[Figure record listings]

+++

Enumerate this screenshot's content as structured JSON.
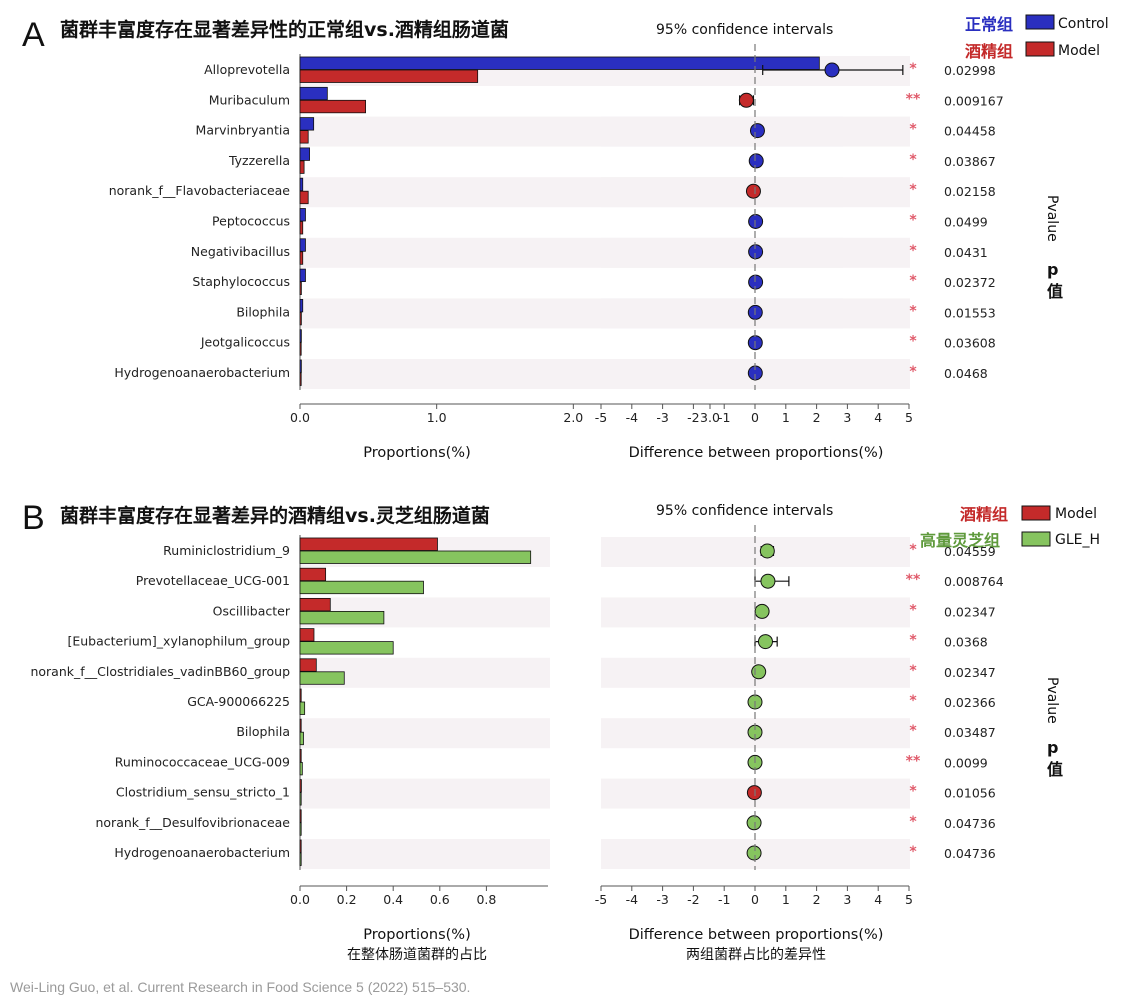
{
  "credit": "Wei-Ling Guo, et al. Current Research in Food Science 5 (2022) 515–530.",
  "colors": {
    "control": "#2a2fc0",
    "model": "#c42a2a",
    "gle": "#86c45f",
    "star": "#e05a6a",
    "stripe": "#f6f2f4"
  },
  "chart_data": [
    {
      "panel": "A",
      "type": "bar",
      "title": "菌群丰富度存在显著差异性的正常组vs.酒精组肠道菌",
      "ci_title": "95% confidence intervals",
      "xlabel": "Proportions(%)",
      "xlabel_sub": "",
      "diff_xlabel": "Difference between proportions(%)",
      "diff_xlabel_sub": "",
      "pvalue_label": "Pvalue",
      "pvalue_label_cn1": "p",
      "pvalue_label_cn2": "值",
      "xlim": [
        0,
        3.9
      ],
      "xticks": [
        0.0,
        1.0,
        2.0,
        3.0
      ],
      "xtick_labels": [
        "0.0",
        "1.0",
        "2.0",
        "3.0"
      ],
      "diff_xlim": [
        -5,
        5
      ],
      "diff_xticks": [
        "-5",
        "-4",
        "-3",
        "-2",
        "-1",
        "0",
        "1",
        "2",
        "3",
        "4",
        "5"
      ],
      "categories": [
        "Alloprevotella",
        "Muribaculum",
        "Marvinbryantia",
        "Tyzzerella",
        "norank_f__Flavobacteriaceae",
        "Peptococcus",
        "Negativibacillus",
        "Staphylococcus",
        "Bilophila",
        "Jeotgalicoccus",
        "Hydrogenoanaerobacterium"
      ],
      "series": [
        {
          "name": "Control",
          "name_cn": "正常组",
          "color": "#2a2fc0",
          "values": [
            3.8,
            0.2,
            0.1,
            0.07,
            0.02,
            0.04,
            0.04,
            0.04,
            0.02,
            0.01,
            0.01
          ]
        },
        {
          "name": "Model",
          "name_cn": "酒精组",
          "color": "#c42a2a",
          "values": [
            1.3,
            0.48,
            0.06,
            0.03,
            0.06,
            0.02,
            0.02,
            0.01,
            0.01,
            0.0,
            0.0
          ]
        }
      ],
      "diff": [
        2.5,
        -0.28,
        0.08,
        0.04,
        -0.05,
        0.02,
        0.02,
        0.02,
        0.01,
        0.01,
        0.01
      ],
      "ci_low": [
        0.25,
        -0.5,
        0.0,
        0.0,
        -0.12,
        0.0,
        0.0,
        0.0,
        0.0,
        0.0,
        0.0
      ],
      "ci_high": [
        4.8,
        -0.05,
        0.15,
        0.08,
        0.0,
        0.05,
        0.05,
        0.05,
        0.03,
        0.02,
        0.02
      ],
      "point_color": [
        "#2a2fc0",
        "#c42a2a",
        "#2a2fc0",
        "#2a2fc0",
        "#c42a2a",
        "#2a2fc0",
        "#2a2fc0",
        "#2a2fc0",
        "#2a2fc0",
        "#2a2fc0",
        "#2a2fc0"
      ],
      "stars": [
        "*",
        "**",
        "*",
        "*",
        "*",
        "*",
        "*",
        "*",
        "*",
        "*",
        "*"
      ],
      "pvalues": [
        "0.02998",
        "0.009167",
        "0.04458",
        "0.03867",
        "0.02158",
        "0.0499",
        "0.0431",
        "0.02372",
        "0.01553",
        "0.03608",
        "0.0468"
      ]
    },
    {
      "panel": "B",
      "type": "bar",
      "title": "菌群丰富度存在显著差异的酒精组vs.灵芝组肠道菌",
      "ci_title": "95% confidence intervals",
      "xlabel": "Proportions(%)",
      "xlabel_sub": "在整体肠道菌群的占比",
      "diff_xlabel": "Difference between proportions(%)",
      "diff_xlabel_sub": "两组菌群占比的差异性",
      "pvalue_label": "Pvalue",
      "pvalue_label_cn1": "p",
      "pvalue_label_cn2": "值",
      "xlim": [
        0,
        1.03
      ],
      "xticks": [
        0.0,
        0.2,
        0.4,
        0.6,
        0.8
      ],
      "xtick_labels": [
        "0.0",
        "0.2",
        "0.4",
        "0.6",
        "0.8"
      ],
      "diff_xlim": [
        -5,
        5
      ],
      "diff_xticks": [
        "-5",
        "-4",
        "-3",
        "-2",
        "-1",
        "0",
        "1",
        "2",
        "3",
        "4",
        "5"
      ],
      "categories": [
        "Ruminiclostridium_9",
        "Prevotellaceae_UCG-001",
        "Oscillibacter",
        "[Eubacterium]_xylanophilum_group",
        "norank_f__Clostridiales_vadinBB60_group",
        "GCA-900066225",
        "Bilophila",
        "Ruminococcaceae_UCG-009",
        "Clostridium_sensu_stricto_1",
        "norank_f__Desulfovibrionaceae",
        "Hydrogenoanaerobacterium"
      ],
      "series": [
        {
          "name": "Model",
          "name_cn": "酒精组",
          "color": "#c42a2a",
          "values": [
            0.59,
            0.11,
            0.13,
            0.06,
            0.07,
            0.005,
            0.005,
            0.005,
            0.006,
            0.002,
            0.002
          ]
        },
        {
          "name": "GLE_H",
          "name_cn": "高量灵芝组",
          "color": "#86c45f",
          "values": [
            0.99,
            0.53,
            0.36,
            0.4,
            0.19,
            0.02,
            0.015,
            0.01,
            0.002,
            0.001,
            0.001
          ]
        }
      ],
      "diff": [
        0.4,
        0.42,
        0.23,
        0.34,
        0.12,
        0.0,
        0.0,
        0.0,
        -0.02,
        -0.03,
        -0.03
      ],
      "ci_low": [
        0.2,
        0.0,
        0.05,
        0.0,
        -0.05,
        -0.03,
        -0.03,
        -0.03,
        -0.05,
        -0.05,
        -0.05
      ],
      "ci_high": [
        0.6,
        1.1,
        0.38,
        0.72,
        0.25,
        0.03,
        0.03,
        0.03,
        0.0,
        0.0,
        0.0
      ],
      "point_color": [
        "#86c45f",
        "#86c45f",
        "#86c45f",
        "#86c45f",
        "#86c45f",
        "#86c45f",
        "#86c45f",
        "#86c45f",
        "#c42a2a",
        "#86c45f",
        "#86c45f"
      ],
      "stars": [
        "*",
        "**",
        "*",
        "*",
        "*",
        "*",
        "*",
        "**",
        "*",
        "*",
        "*"
      ],
      "pvalues": [
        "0.04559",
        "0.008764",
        "0.02347",
        "0.0368",
        "0.02347",
        "0.02366",
        "0.03487",
        "0.0099",
        "0.01056",
        "0.04736",
        "0.04736"
      ]
    }
  ]
}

+++

> [Work instructions] Reproduce each entry exactly as written, but leave out the images.

> [Exercise solution]
Enumerate this screenshot's content as structured JSON.
{
  "credit": "Wei-Ling Guo, et al. Current Research in Food Science 5 (2022) 515–530.",
  "colors": {
    "control": "#2a2fc0",
    "model": "#c42a2a",
    "gle": "#86c45f",
    "star": "#e05a6a",
    "stripe": "#f6f2f4"
  },
  "chart_data": [
    {
      "panel": "A",
      "type": "bar",
      "title": "菌群丰富度存在显著差异性的正常组vs.酒精组肠道菌",
      "ci_title": "95% confidence intervals",
      "xlabel": "Proportions(%)",
      "xlabel_sub": "",
      "diff_xlabel": "Difference between proportions(%)",
      "diff_xlabel_sub": "",
      "pvalue_label": "Pvalue",
      "pvalue_label_cn1": "p",
      "pvalue_label_cn2": "值",
      "xlim": [
        0,
        3.9
      ],
      "xticks": [
        0.0,
        1.0,
        2.0,
        3.0
      ],
      "xtick_labels": [
        "0.0",
        "1.0",
        "2.0",
        "3.0"
      ],
      "diff_xlim": [
        -5,
        5
      ],
      "diff_xticks": [
        "-5",
        "-4",
        "-3",
        "-2",
        "-1",
        "0",
        "1",
        "2",
        "3",
        "4",
        "5"
      ],
      "categories": [
        "Alloprevotella",
        "Muribaculum",
        "Marvinbryantia",
        "Tyzzerella",
        "norank_f__Flavobacteriaceae",
        "Peptococcus",
        "Negativibacillus",
        "Staphylococcus",
        "Bilophila",
        "Jeotgalicoccus",
        "Hydrogenoanaerobacterium"
      ],
      "series": [
        {
          "name": "Control",
          "name_cn": "正常组",
          "color": "#2a2fc0",
          "values": [
            3.8,
            0.2,
            0.1,
            0.07,
            0.02,
            0.04,
            0.04,
            0.04,
            0.02,
            0.01,
            0.01
          ]
        },
        {
          "name": "Model",
          "name_cn": "酒精组",
          "color": "#c42a2a",
          "values": [
            1.3,
            0.48,
            0.06,
            0.03,
            0.06,
            0.02,
            0.02,
            0.01,
            0.01,
            0.0,
            0.0
          ]
        }
      ],
      "diff": [
        2.5,
        -0.28,
        0.08,
        0.04,
        -0.05,
        0.02,
        0.02,
        0.02,
        0.01,
        0.01,
        0.01
      ],
      "ci_low": [
        0.25,
        -0.5,
        0.0,
        0.0,
        -0.12,
        0.0,
        0.0,
        0.0,
        0.0,
        0.0,
        0.0
      ],
      "ci_high": [
        4.8,
        -0.05,
        0.15,
        0.08,
        0.0,
        0.05,
        0.05,
        0.05,
        0.03,
        0.02,
        0.02
      ],
      "point_color": [
        "#2a2fc0",
        "#c42a2a",
        "#2a2fc0",
        "#2a2fc0",
        "#c42a2a",
        "#2a2fc0",
        "#2a2fc0",
        "#2a2fc0",
        "#2a2fc0",
        "#2a2fc0",
        "#2a2fc0"
      ],
      "stars": [
        "*",
        "**",
        "*",
        "*",
        "*",
        "*",
        "*",
        "*",
        "*",
        "*",
        "*"
      ],
      "pvalues": [
        "0.02998",
        "0.009167",
        "0.04458",
        "0.03867",
        "0.02158",
        "0.0499",
        "0.0431",
        "0.02372",
        "0.01553",
        "0.03608",
        "0.0468"
      ]
    },
    {
      "panel": "B",
      "type": "bar",
      "title": "菌群丰富度存在显著差异的酒精组vs.灵芝组肠道菌",
      "ci_title": "95% confidence intervals",
      "xlabel": "Proportions(%)",
      "xlabel_sub": "在整体肠道菌群的占比",
      "diff_xlabel": "Difference between proportions(%)",
      "diff_xlabel_sub": "两组菌群占比的差异性",
      "pvalue_label": "Pvalue",
      "pvalue_label_cn1": "p",
      "pvalue_label_cn2": "值",
      "xlim": [
        0,
        1.03
      ],
      "xticks": [
        0.0,
        0.2,
        0.4,
        0.6,
        0.8
      ],
      "xtick_labels": [
        "0.0",
        "0.2",
        "0.4",
        "0.6",
        "0.8"
      ],
      "diff_xlim": [
        -5,
        5
      ],
      "diff_xticks": [
        "-5",
        "-4",
        "-3",
        "-2",
        "-1",
        "0",
        "1",
        "2",
        "3",
        "4",
        "5"
      ],
      "categories": [
        "Ruminiclostridium_9",
        "Prevotellaceae_UCG-001",
        "Oscillibacter",
        "[Eubacterium]_xylanophilum_group",
        "norank_f__Clostridiales_vadinBB60_group",
        "GCA-900066225",
        "Bilophila",
        "Ruminococcaceae_UCG-009",
        "Clostridium_sensu_stricto_1",
        "norank_f__Desulfovibrionaceae",
        "Hydrogenoanaerobacterium"
      ],
      "series": [
        {
          "name": "Model",
          "name_cn": "酒精组",
          "color": "#c42a2a",
          "values": [
            0.59,
            0.11,
            0.13,
            0.06,
            0.07,
            0.005,
            0.005,
            0.005,
            0.006,
            0.002,
            0.002
          ]
        },
        {
          "name": "GLE_H",
          "name_cn": "高量灵芝组",
          "color": "#86c45f",
          "values": [
            0.99,
            0.53,
            0.36,
            0.4,
            0.19,
            0.02,
            0.015,
            0.01,
            0.002,
            0.001,
            0.001
          ]
        }
      ],
      "diff": [
        0.4,
        0.42,
        0.23,
        0.34,
        0.12,
        0.0,
        0.0,
        0.0,
        -0.02,
        -0.03,
        -0.03
      ],
      "ci_low": [
        0.2,
        0.0,
        0.05,
        0.0,
        -0.05,
        -0.03,
        -0.03,
        -0.03,
        -0.05,
        -0.05,
        -0.05
      ],
      "ci_high": [
        0.6,
        1.1,
        0.38,
        0.72,
        0.25,
        0.03,
        0.03,
        0.03,
        0.0,
        0.0,
        0.0
      ],
      "point_color": [
        "#86c45f",
        "#86c45f",
        "#86c45f",
        "#86c45f",
        "#86c45f",
        "#86c45f",
        "#86c45f",
        "#86c45f",
        "#c42a2a",
        "#86c45f",
        "#86c45f"
      ],
      "stars": [
        "*",
        "**",
        "*",
        "*",
        "*",
        "*",
        "*",
        "**",
        "*",
        "*",
        "*"
      ],
      "pvalues": [
        "0.04559",
        "0.008764",
        "0.02347",
        "0.0368",
        "0.02347",
        "0.02366",
        "0.03487",
        "0.0099",
        "0.01056",
        "0.04736",
        "0.04736"
      ]
    }
  ]
}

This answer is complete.